(Extracts from a graphics dataset)
----
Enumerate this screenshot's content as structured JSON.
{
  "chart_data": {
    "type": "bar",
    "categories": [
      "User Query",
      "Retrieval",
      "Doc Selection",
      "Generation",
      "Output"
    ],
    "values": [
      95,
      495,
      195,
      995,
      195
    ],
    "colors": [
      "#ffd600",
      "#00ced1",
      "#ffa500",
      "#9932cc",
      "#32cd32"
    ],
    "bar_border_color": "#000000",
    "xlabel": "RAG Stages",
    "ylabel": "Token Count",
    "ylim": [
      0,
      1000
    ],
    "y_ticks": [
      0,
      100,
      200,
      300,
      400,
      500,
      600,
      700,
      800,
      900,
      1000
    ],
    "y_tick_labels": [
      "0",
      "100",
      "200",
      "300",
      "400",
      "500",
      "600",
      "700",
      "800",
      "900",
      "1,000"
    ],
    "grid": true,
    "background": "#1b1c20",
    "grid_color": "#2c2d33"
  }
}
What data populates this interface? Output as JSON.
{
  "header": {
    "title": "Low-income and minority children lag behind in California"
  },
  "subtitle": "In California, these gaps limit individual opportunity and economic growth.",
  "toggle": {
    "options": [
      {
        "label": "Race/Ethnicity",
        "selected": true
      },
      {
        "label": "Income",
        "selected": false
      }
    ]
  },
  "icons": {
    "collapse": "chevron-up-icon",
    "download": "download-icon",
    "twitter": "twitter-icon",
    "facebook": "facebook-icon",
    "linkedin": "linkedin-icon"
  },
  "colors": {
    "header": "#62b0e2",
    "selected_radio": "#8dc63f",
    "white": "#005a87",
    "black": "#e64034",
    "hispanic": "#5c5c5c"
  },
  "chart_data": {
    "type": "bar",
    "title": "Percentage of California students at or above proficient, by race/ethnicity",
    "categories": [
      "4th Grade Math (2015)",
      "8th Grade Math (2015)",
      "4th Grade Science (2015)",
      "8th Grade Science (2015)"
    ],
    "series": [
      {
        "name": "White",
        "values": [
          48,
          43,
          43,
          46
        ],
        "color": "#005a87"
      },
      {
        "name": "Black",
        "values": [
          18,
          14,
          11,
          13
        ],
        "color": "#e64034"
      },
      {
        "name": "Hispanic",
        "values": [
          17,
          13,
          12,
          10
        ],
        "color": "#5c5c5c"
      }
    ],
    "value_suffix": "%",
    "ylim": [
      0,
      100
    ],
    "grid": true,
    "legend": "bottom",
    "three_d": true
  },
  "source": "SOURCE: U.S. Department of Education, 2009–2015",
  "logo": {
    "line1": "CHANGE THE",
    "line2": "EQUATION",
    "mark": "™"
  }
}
----
PROBLEM DETAILS:
Which lines in the data above contain "this"? Show each one.

CORRECT OUTPUT:
Enumerate this screenshot's content as structured JSON.
What data populates this interface? Output as JSON.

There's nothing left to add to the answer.